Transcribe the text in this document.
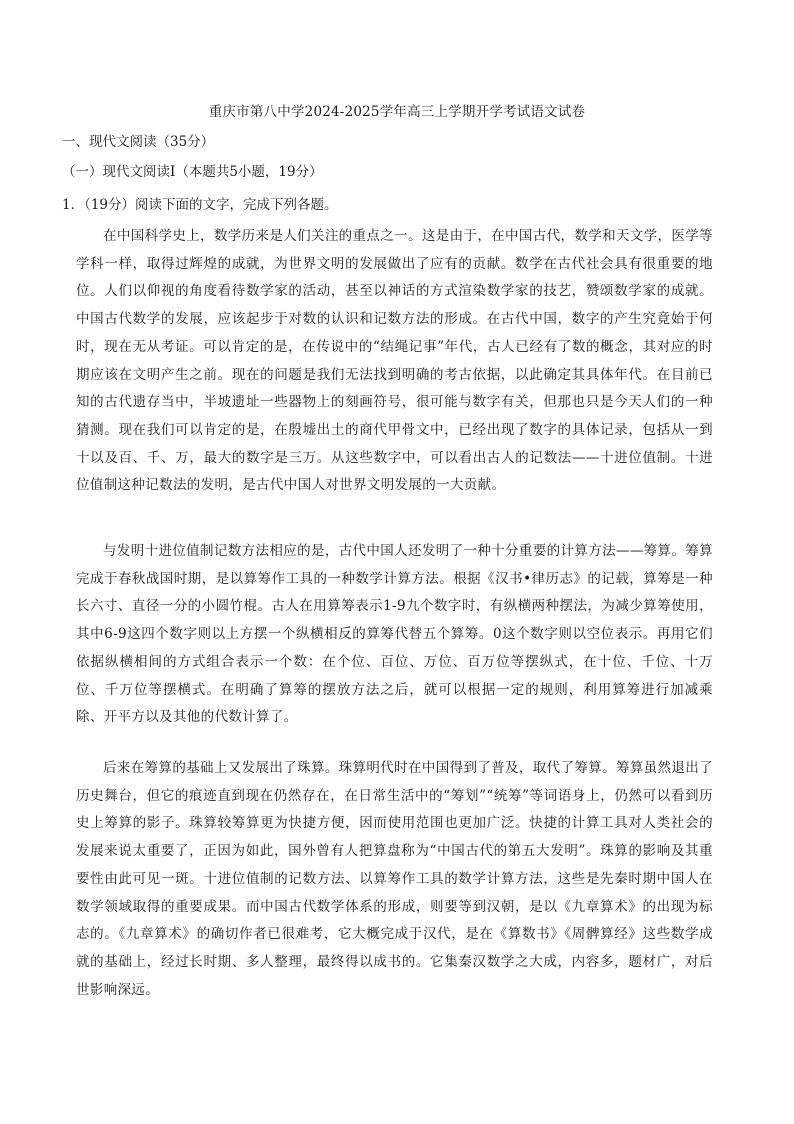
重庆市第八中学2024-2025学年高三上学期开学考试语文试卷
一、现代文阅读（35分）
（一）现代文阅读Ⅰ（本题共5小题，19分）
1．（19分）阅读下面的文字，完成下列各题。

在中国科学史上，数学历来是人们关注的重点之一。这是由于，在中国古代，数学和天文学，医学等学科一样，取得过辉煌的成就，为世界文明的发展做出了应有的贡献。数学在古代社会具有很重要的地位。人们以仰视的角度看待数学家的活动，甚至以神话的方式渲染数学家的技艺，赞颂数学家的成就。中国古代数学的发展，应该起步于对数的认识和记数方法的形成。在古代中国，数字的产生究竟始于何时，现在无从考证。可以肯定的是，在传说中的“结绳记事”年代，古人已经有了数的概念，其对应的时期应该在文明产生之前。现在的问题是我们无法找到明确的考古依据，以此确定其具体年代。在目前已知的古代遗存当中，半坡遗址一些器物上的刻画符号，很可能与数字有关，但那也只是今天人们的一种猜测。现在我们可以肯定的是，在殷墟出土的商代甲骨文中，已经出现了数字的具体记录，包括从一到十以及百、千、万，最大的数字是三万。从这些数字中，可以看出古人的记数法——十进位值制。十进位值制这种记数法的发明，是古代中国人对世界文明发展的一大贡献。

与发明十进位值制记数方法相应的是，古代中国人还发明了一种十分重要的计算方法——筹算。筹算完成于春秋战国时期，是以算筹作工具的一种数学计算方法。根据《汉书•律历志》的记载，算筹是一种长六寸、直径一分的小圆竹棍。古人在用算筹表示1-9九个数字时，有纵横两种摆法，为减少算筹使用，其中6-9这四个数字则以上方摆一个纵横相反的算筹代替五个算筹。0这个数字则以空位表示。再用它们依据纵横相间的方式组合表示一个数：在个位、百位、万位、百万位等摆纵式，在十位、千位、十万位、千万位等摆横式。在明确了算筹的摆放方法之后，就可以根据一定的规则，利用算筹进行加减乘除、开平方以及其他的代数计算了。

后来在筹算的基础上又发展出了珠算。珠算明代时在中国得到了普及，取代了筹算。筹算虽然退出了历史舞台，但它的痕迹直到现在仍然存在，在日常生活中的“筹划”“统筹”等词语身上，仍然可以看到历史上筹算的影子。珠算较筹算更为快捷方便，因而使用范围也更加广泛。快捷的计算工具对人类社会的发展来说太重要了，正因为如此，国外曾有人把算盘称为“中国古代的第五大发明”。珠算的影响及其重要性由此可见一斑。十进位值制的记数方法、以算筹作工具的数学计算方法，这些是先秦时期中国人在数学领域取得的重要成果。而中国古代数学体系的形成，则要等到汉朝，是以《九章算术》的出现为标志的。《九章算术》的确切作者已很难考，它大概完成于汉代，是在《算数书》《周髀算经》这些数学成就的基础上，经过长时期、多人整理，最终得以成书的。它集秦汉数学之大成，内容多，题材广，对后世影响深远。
==
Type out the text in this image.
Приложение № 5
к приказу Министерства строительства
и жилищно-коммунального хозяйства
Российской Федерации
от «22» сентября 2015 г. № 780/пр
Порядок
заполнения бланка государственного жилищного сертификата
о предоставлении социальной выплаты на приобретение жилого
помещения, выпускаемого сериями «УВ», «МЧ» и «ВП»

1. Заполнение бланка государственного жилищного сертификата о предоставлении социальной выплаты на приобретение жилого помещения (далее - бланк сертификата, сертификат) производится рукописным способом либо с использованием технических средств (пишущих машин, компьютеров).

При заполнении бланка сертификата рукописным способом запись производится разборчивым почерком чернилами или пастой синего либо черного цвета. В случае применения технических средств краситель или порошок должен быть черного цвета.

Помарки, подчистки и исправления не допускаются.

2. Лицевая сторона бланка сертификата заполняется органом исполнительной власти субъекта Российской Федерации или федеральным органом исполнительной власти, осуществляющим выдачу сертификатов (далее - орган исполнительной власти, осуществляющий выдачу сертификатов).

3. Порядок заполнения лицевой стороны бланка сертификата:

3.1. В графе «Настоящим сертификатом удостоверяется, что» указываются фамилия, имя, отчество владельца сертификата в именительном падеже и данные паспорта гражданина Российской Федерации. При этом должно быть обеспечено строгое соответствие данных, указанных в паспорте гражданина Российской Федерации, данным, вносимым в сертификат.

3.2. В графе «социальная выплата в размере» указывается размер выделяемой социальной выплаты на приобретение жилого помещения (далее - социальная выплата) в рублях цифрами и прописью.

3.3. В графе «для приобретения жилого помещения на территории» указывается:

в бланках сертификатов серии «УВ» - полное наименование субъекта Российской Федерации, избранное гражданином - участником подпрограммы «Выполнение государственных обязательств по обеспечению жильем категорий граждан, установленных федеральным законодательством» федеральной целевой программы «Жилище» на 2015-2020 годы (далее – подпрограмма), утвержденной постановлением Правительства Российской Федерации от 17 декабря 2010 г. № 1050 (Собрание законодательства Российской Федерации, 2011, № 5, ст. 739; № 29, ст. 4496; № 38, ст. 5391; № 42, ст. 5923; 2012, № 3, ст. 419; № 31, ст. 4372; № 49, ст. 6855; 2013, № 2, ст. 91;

▸ Task requirements
In the listing above, locate each line with "быть" and copy it.

▸ Response to the task
При заполнении бланка сертификата рукописным способом запись производится разборчивым почерком чернилами или пастой синего либо черного цвета. В случае применения технических средств краситель или порошок должен быть черного цвета.
3.1. В графе «Настоящим сертификатом удостоверяется, что» указываются фамилия, имя, отчество владельца сертификата в именительном падеже и данные паспорта гражданина Российской Федерации. При этом должно быть обеспечено строгое соответствие данных, указанных в паспорте гражданина Российской Федерации, данным, вносимым в сертификат.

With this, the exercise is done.